Task instructions - Return the whole listing exactly as it stands.

Stored dataset items:
***
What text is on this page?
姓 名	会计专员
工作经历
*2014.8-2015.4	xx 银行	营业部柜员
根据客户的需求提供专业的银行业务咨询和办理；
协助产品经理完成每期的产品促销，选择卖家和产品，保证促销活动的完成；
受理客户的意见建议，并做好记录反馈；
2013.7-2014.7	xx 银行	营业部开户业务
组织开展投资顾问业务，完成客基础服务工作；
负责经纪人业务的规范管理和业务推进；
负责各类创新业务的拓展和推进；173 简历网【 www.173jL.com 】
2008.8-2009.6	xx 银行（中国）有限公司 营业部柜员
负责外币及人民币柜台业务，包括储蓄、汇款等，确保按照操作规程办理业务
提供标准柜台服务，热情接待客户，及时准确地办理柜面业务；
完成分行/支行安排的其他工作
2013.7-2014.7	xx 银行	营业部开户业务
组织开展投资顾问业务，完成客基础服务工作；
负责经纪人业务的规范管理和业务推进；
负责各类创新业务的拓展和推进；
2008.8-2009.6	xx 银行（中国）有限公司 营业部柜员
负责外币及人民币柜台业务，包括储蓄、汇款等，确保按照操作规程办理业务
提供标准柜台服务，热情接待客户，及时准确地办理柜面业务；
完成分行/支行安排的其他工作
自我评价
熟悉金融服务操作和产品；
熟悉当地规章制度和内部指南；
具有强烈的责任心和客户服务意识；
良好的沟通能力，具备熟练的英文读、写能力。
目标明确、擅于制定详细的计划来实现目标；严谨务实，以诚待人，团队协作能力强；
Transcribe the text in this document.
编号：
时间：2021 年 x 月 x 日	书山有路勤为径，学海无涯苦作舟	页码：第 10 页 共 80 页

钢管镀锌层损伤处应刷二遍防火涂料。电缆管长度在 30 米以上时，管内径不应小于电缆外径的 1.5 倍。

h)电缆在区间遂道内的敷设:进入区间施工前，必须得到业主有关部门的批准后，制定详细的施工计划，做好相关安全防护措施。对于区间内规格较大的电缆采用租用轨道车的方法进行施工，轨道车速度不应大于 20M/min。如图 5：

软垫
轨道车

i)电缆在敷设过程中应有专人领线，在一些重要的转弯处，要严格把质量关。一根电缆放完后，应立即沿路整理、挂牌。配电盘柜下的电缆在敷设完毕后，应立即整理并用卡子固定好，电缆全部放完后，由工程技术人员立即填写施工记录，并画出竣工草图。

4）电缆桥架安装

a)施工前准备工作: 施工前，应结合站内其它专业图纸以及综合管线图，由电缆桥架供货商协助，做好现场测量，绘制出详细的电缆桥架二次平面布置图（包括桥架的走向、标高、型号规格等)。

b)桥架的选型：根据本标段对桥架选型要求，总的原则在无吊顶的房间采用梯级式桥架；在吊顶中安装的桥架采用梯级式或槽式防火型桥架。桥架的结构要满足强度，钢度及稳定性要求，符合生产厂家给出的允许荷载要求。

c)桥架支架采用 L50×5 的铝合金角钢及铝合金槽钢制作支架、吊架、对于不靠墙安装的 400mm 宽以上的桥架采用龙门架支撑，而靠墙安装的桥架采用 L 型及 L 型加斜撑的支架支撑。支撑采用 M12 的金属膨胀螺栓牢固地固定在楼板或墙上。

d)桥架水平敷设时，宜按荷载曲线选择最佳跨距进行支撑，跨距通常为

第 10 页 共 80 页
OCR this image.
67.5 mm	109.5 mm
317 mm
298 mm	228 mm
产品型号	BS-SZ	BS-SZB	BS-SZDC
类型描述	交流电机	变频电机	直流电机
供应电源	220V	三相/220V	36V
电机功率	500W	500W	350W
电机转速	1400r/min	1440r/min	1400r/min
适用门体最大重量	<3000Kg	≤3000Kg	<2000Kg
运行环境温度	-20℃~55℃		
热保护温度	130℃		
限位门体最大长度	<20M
***
Task result -
What text is on this page?
姓 名	会计专员
工作经历
*2014.8-2015.4	xx 银行	营业部柜员
根据客户的需求提供专业的银行业务咨询和办理；
协助产品经理完成每期的产品促销，选择卖家和产品，保证促销活动的完成；
受理客户的意见建议，并做好记录反馈；
2013.7-2014.7	xx 银行	营业部开户业务
组织开展投资顾问业务，完成客基础服务工作；
负责经纪人业务的规范管理和业务推进；
负责各类创新业务的拓展和推进；173 简历网【 www.173jL.com 】
2008.8-2009.6	xx 银行（中国）有限公司 营业部柜员
负责外币及人民币柜台业务，包括储蓄、汇款等，确保按照操作规程办理业务
提供标准柜台服务，热情接待客户，及时准确地办理柜面业务；
完成分行/支行安排的其他工作
2013.7-2014.7	xx 银行	营业部开户业务
组织开展投资顾问业务，完成客基础服务工作；
负责经纪人业务的规范管理和业务推进；
负责各类创新业务的拓展和推进；
2008.8-2009.6	xx 银行（中国）有限公司 营业部柜员
负责外币及人民币柜台业务，包括储蓄、汇款等，确保按照操作规程办理业务
提供标准柜台服务，热情接待客户，及时准确地办理柜面业务；
完成分行/支行安排的其他工作
自我评价
熟悉金融服务操作和产品；
熟悉当地规章制度和内部指南；
具有强烈的责任心和客户服务意识；
良好的沟通能力，具备熟练的英文读、写能力。
目标明确、擅于制定详细的计划来实现目标；严谨务实，以诚待人，团队协作能力强；
Transcribe the text in this document.
编号：
时间：2021 年 x 月 x 日	书山有路勤为径，学海无涯苦作舟	页码：第 10 页 共 80 页

钢管镀锌层损伤处应刷二遍防火涂料。电缆管长度在 30 米以上时，管内径不应小于电缆外径的 1.5 倍。

h)电缆在区间遂道内的敷设:进入区间施工前，必须得到业主有关部门的批准后，制定详细的施工计划，做好相关安全防护措施。对于区间内规格较大的电缆采用租用轨道车的方法进行施工，轨道车速度不应大于 20M/min。如图 5：

软垫
轨道车

i)电缆在敷设过程中应有专人领线，在一些重要的转弯处，要严格把质量关。一根电缆放完后，应立即沿路整理、挂牌。配电盘柜下的电缆在敷设完毕后，应立即整理并用卡子固定好，电缆全部放完后，由工程技术人员立即填写施工记录，并画出竣工草图。

4）电缆桥架安装

a)施工前准备工作: 施工前，应结合站内其它专业图纸以及综合管线图，由电缆桥架供货商协助，做好现场测量，绘制出详细的电缆桥架二次平面布置图（包括桥架的走向、标高、型号规格等)。

b)桥架的选型：根据本标段对桥架选型要求，总的原则在无吊顶的房间采用梯级式桥架；在吊顶中安装的桥架采用梯级式或槽式防火型桥架。桥架的结构要满足强度，钢度及稳定性要求，符合生产厂家给出的允许荷载要求。

c)桥架支架采用 L50×5 的铝合金角钢及铝合金槽钢制作支架、吊架、对于不靠墙安装的 400mm 宽以上的桥架采用龙门架支撑，而靠墙安装的桥架采用 L 型及 L 型加斜撑的支架支撑。支撑采用 M12 的金属膨胀螺栓牢固地固定在楼板或墙上。

d)桥架水平敷设时，宜按荷载曲线选择最佳跨距进行支撑，跨距通常为

第 10 页 共 80 页
OCR this image.
67.5 mm	109.5 mm
317 mm
298 mm	228 mm
产品型号	BS-SZ	BS-SZB	BS-SZDC
类型描述	交流电机	变频电机	直流电机
供应电源	220V	三相/220V	36V
电机功率	500W	500W	350W
电机转速	1400r/min	1440r/min	1400r/min
适用门体最大重量	<3000Kg	≤3000Kg	<2000Kg
运行环境温度	-20℃~55℃		
热保护温度	130℃		
限位门体最大长度	<20M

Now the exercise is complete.